**DIRECTIVE**
Whenever a line contains the string "Jessica", copy it out of the entries.

**DATASET EXTRACT**
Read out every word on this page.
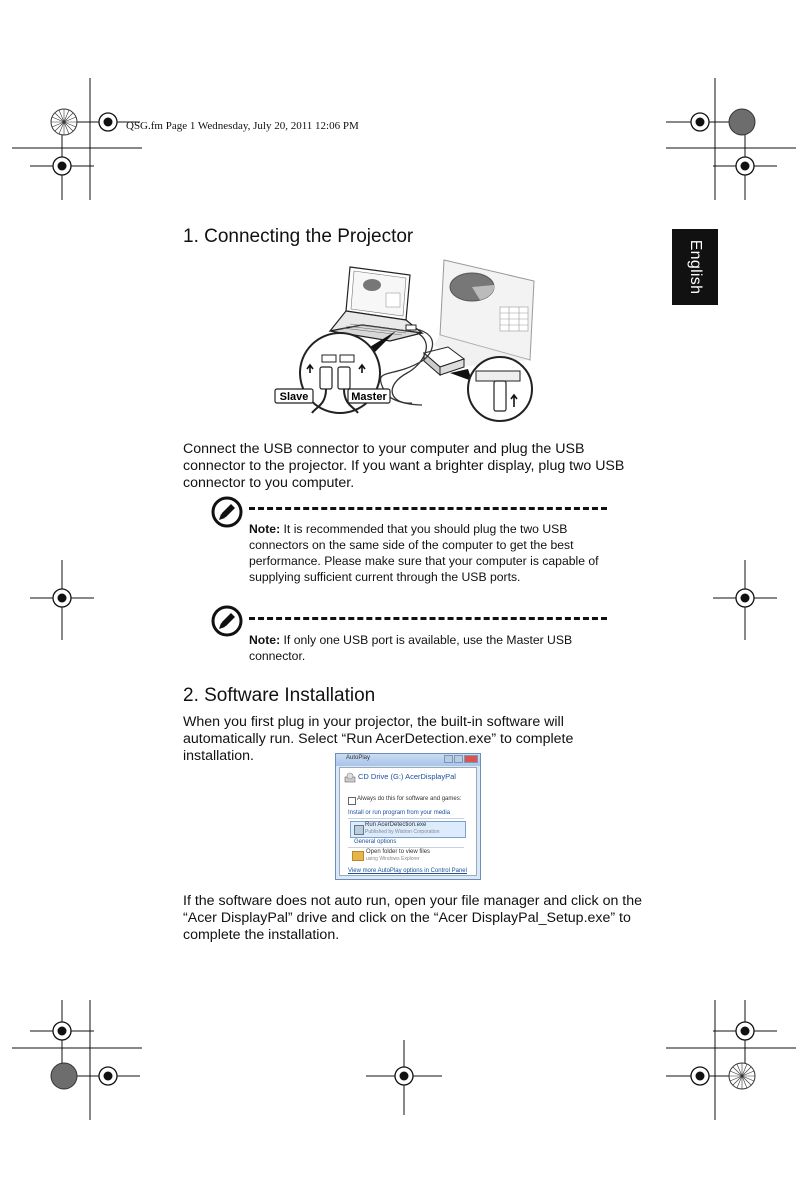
QSG.fm Page 1 Wednesday, July 20, 2011 12:06 PM
English
1. Connecting the Projector
Slave	Master

Connect the USB connector to your computer and plug the USB connector to the projector. If you want a brighter display, plug two USB connector to you computer.

Note: It is recommended that you should plug the two USB connectors on the same side of the computer to get the best performance. Please make sure that your computer is capable of supplying sufficient current through the USB ports.

Note: If only one USB port is available, use the Master USB connector.

2. Software Installation

When you first plug in your projector, the built-in software will automatically run. Select “Run AcerDetection.exe” to complete installation.	AutoPlay
CD Drive (G:) AcerDisplayPal
Always do this for software and games:
Install or run program from your media
Run AcerDetection.exe
Published by Wistron Corporation
General options
Open folder to view files
using Windows Explorer
View more AutoPlay options in Control Panel

If the software does not auto run, open your file manager and click on the “Acer DisplayPal” drive and click on the “Acer DisplayPal_Setup.exe” to complete the installation.
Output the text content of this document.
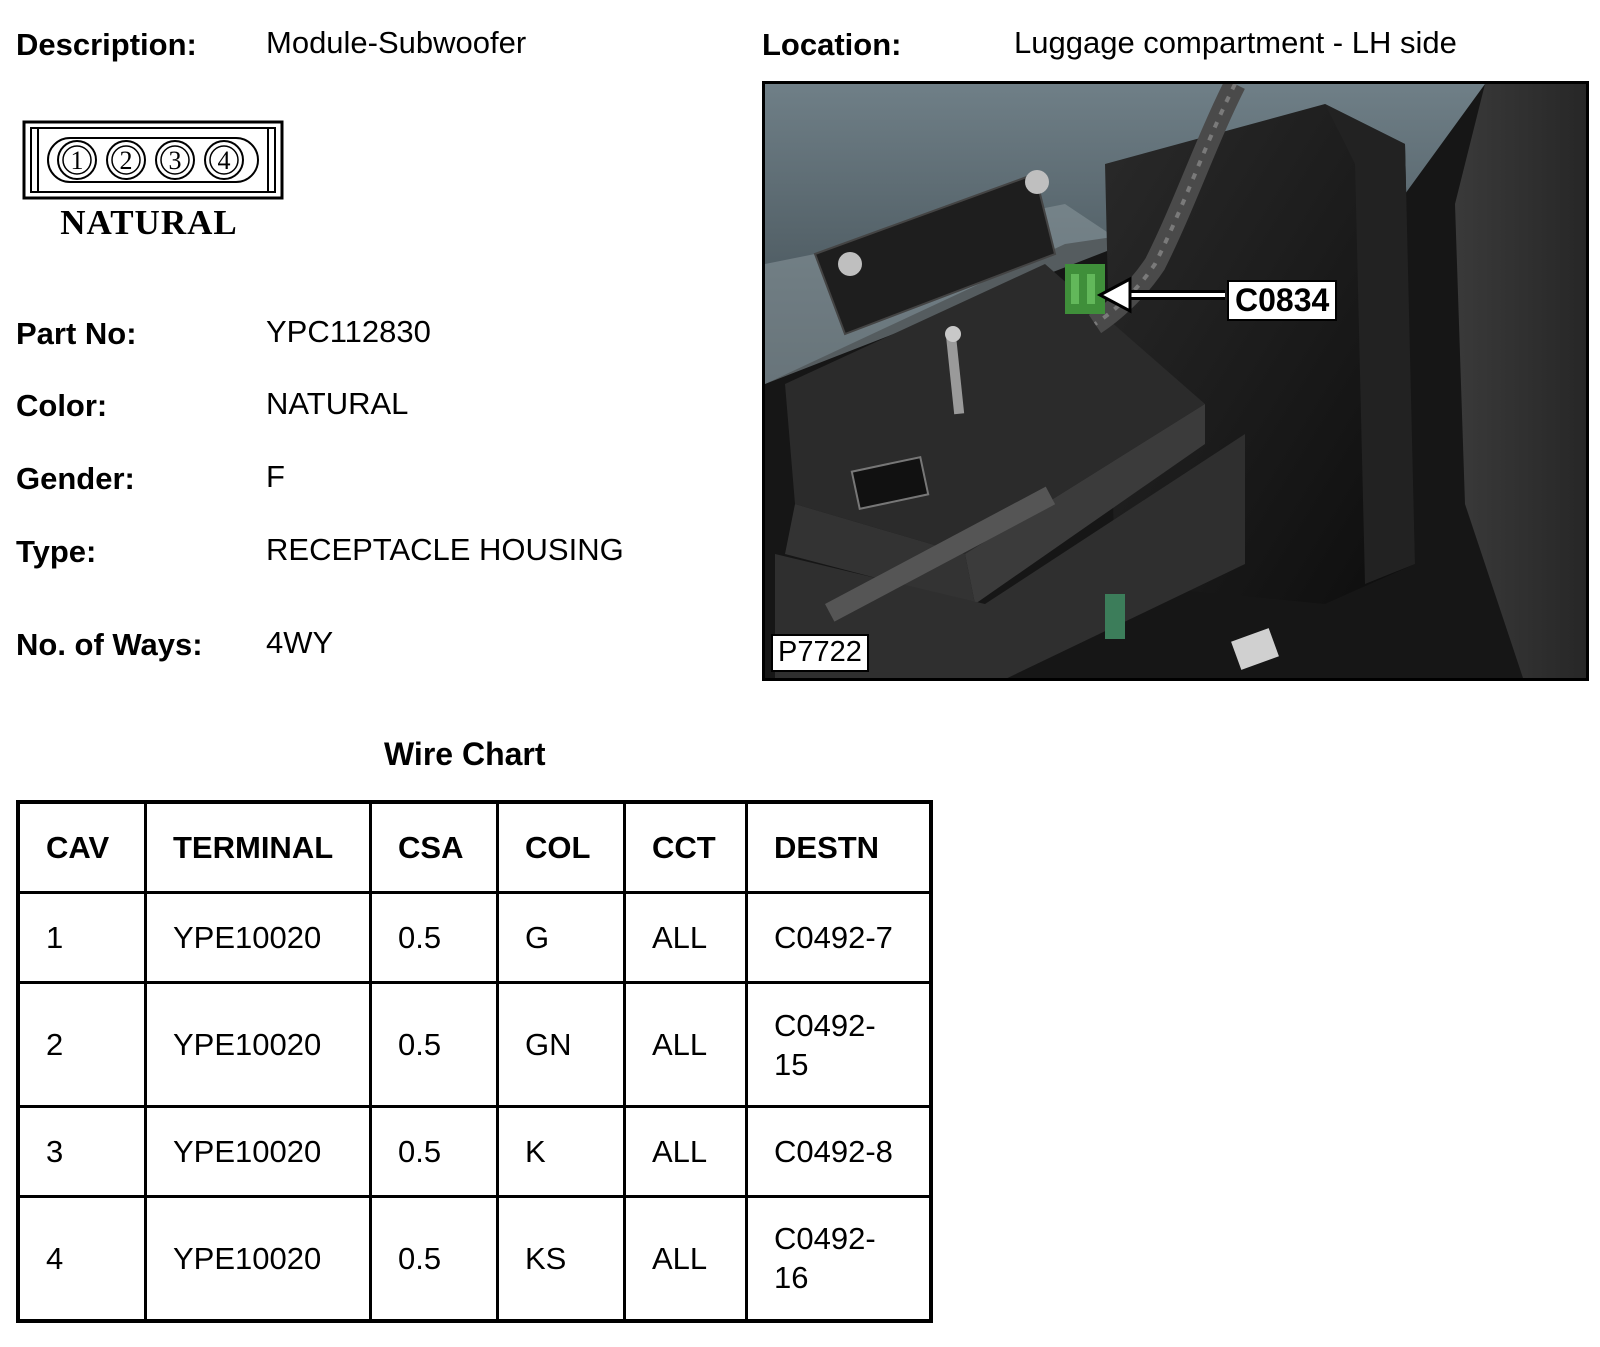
Description: Module-Subwoofer	Location:	Luggage compartment - LH side
1 2 3 4
NATURAL
Part No:	YPC112830
Color:	NATURAL
Gender:	F
Type:	RECEPTACLE HOUSING
No. of Ways: 4WY
C0834
P7722
Wire Chart
CAV	TERMINAL	CSA	COL	CCT	DESTN
1	YPE10020	0.5	G	ALL	C0492-7
2	YPE10020	0.5	GN	ALL	C0492-
15
3	YPE10020	0.5	K	ALL	C0492-8
4	YPE10020	0.5	KS	ALL	C0492-
16
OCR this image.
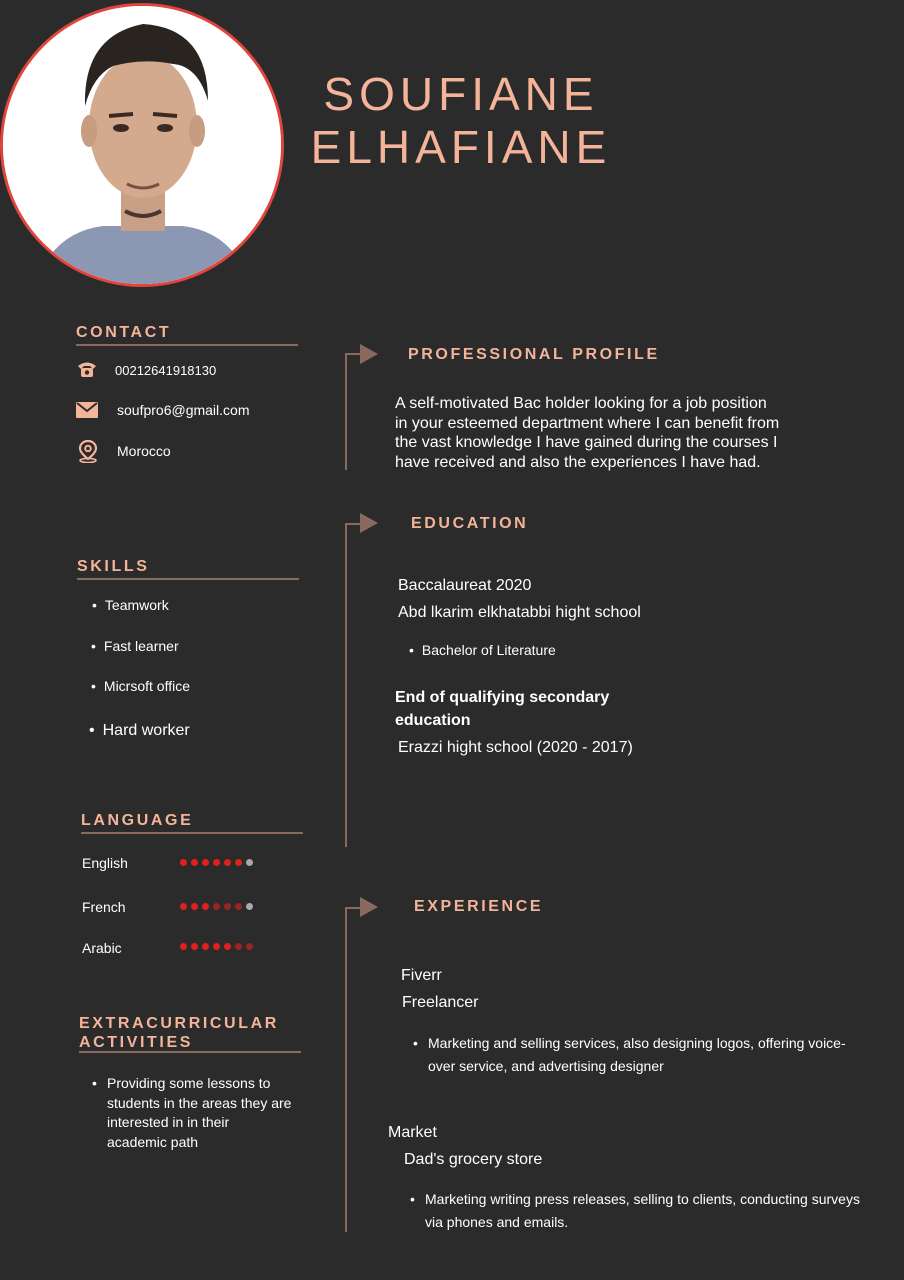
SOUFIANE
ELHAFIANE
CONTACT
00212641918130
soufpro6@gmail.com
Morocco
SKILLS
• Teamwork
• Fast learner
• Micrsoft office
• Hard worker
LANGUAGE
English
French
Arabic
EXTRACURRICULAR
ACTIVITIES
• Providing some lessons to students in the areas they are interested in in their academic path
PROFESSIONAL PROFILE
A self-motivated Bac holder looking for a job position in your esteemed department where I can benefit from the vast knowledge I have gained during the courses I have received and also the experiences I have had.
EDUCATION
Baccalaureat 2020
Abd lkarim elkhatabbi hight school
• Bachelor of Literature
End of qualifying secondary education
Erazzi hight school (2020 - 2017)
EXPERIENCE
Fiverr
Freelancer
• Marketing and selling services, also designing logos, offering voice-over service, and advertising designer
Market
Dad's grocery store
• Marketing writing press releases, selling to clients, conducting surveys via phones and emails.
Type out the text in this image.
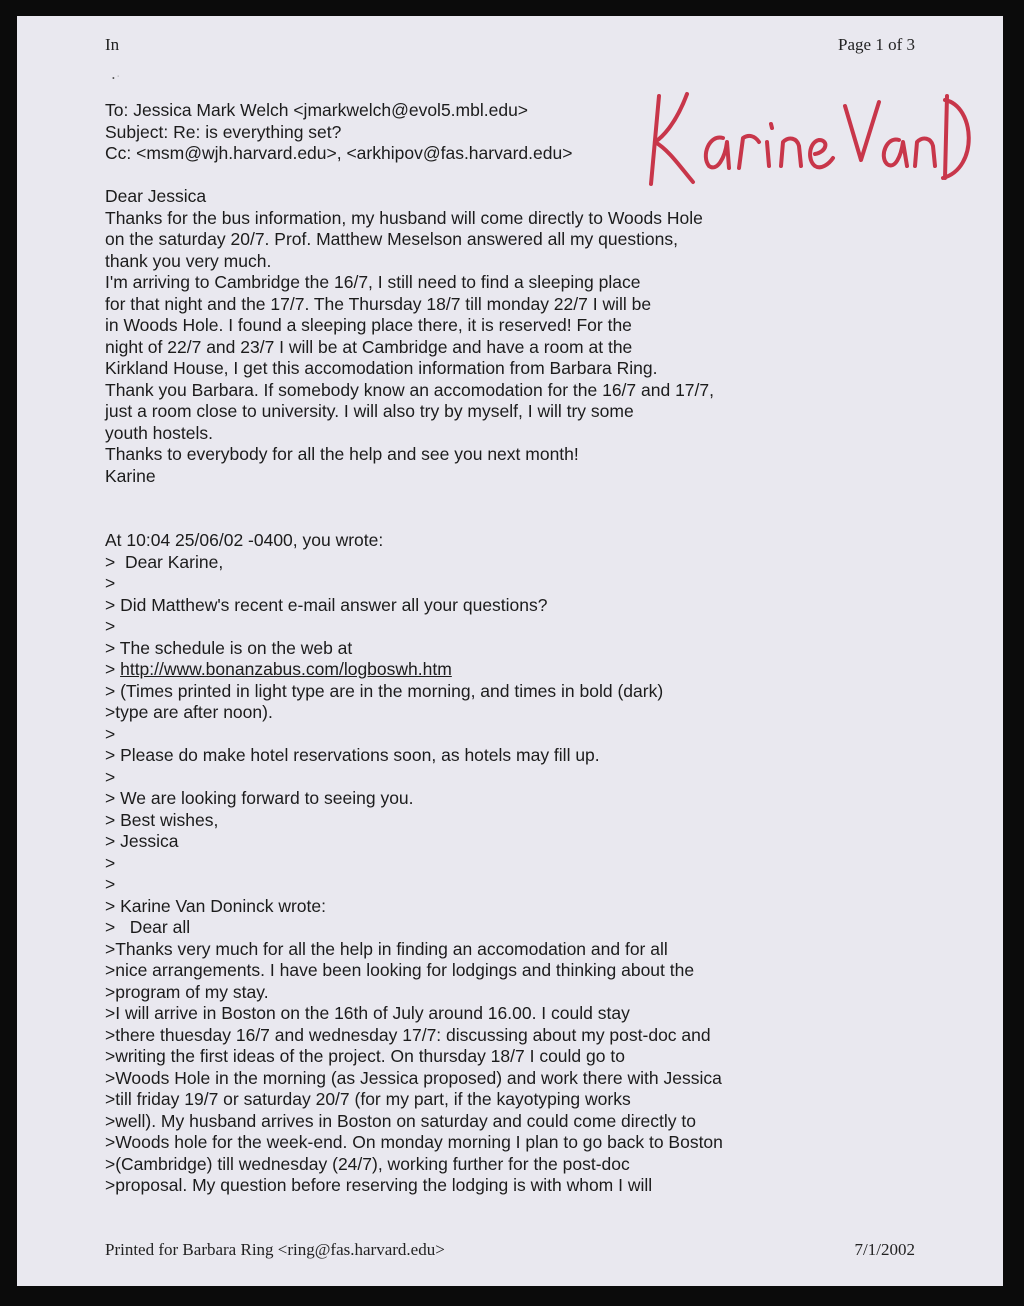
In	Page 1 of 3
• ˙
To: Jessica Mark Welch <jmarkwelch@evol5.mbl.edu>
Subject: Re: is everything set?
Cc: <msm@wjh.harvard.edu>, <arkhipov@fas.harvard.edu>
Dear Jessica
Thanks for the bus information, my husband will come directly to Woods Hole
on the saturday 20/7. Prof. Matthew Meselson answered all my questions,
thank you very much.
I'm arriving to Cambridge the 16/7, I still need to find a sleeping place
for that night and the 17/7. The Thursday 18/7 till monday 22/7 I will be
in Woods Hole. I found a sleeping place there, it is reserved! For the
night of 22/7 and 23/7 I will be at Cambridge and have a room at the
Kirkland House, I get this accomodation information from Barbara Ring.
Thank you Barbara. If somebody know an accomodation for the 16/7 and 17/7,
just a room close to university. I will also try by myself, I will try some
youth hostels.
Thanks to everybody for all the help and see you next month!
Karine
At 10:04 25/06/02 -0400, you wrote:
>  Dear Karine,
>
> Did Matthew's recent e-mail answer all your questions?
>
> The schedule is on the web at
> http://www.bonanzabus.com/logboswh.htm
> (Times printed in light type are in the morning, and times in bold (dark)
>type are after noon).
>
> Please do make hotel reservations soon, as hotels may fill up.
>
> We are looking forward to seeing you.
> Best wishes,
> Jessica
>
>
> Karine Van Doninck wrote:
>   Dear all
>Thanks very much for all the help in finding an accomodation and for all
>nice arrangements. I have been looking for lodgings and thinking about the
>program of my stay.
>I will arrive in Boston on the 16th of July around 16.00. I could stay
>there thuesday 16/7 and wednesday 17/7: discussing about my post-doc and
>writing the first ideas of the project. On thursday 18/7 I could go to
>Woods Hole in the morning (as Jessica proposed) and work there with Jessica
>till friday 19/7 or saturday 20/7 (for my part, if the kayotyping works
>well). My husband arrives in Boston on saturday and could come directly to
>Woods hole for the week-end. On monday morning I plan to go back to Boston
>(Cambridge) till wednesday (24/7), working further for the post-doc
>proposal. My question before reserving the lodging is with whom I will
Printed for Barbara Ring <ring@fas.harvard.edu>	7/1/2002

**RESULT OF THE EXERCISE**
To: Jessica Mark Welch <jmarkwelch@evol5.mbl.edu>
Dear Jessica
> Jessica
>Woods Hole in the morning (as Jessica proposed) and work there with Jessica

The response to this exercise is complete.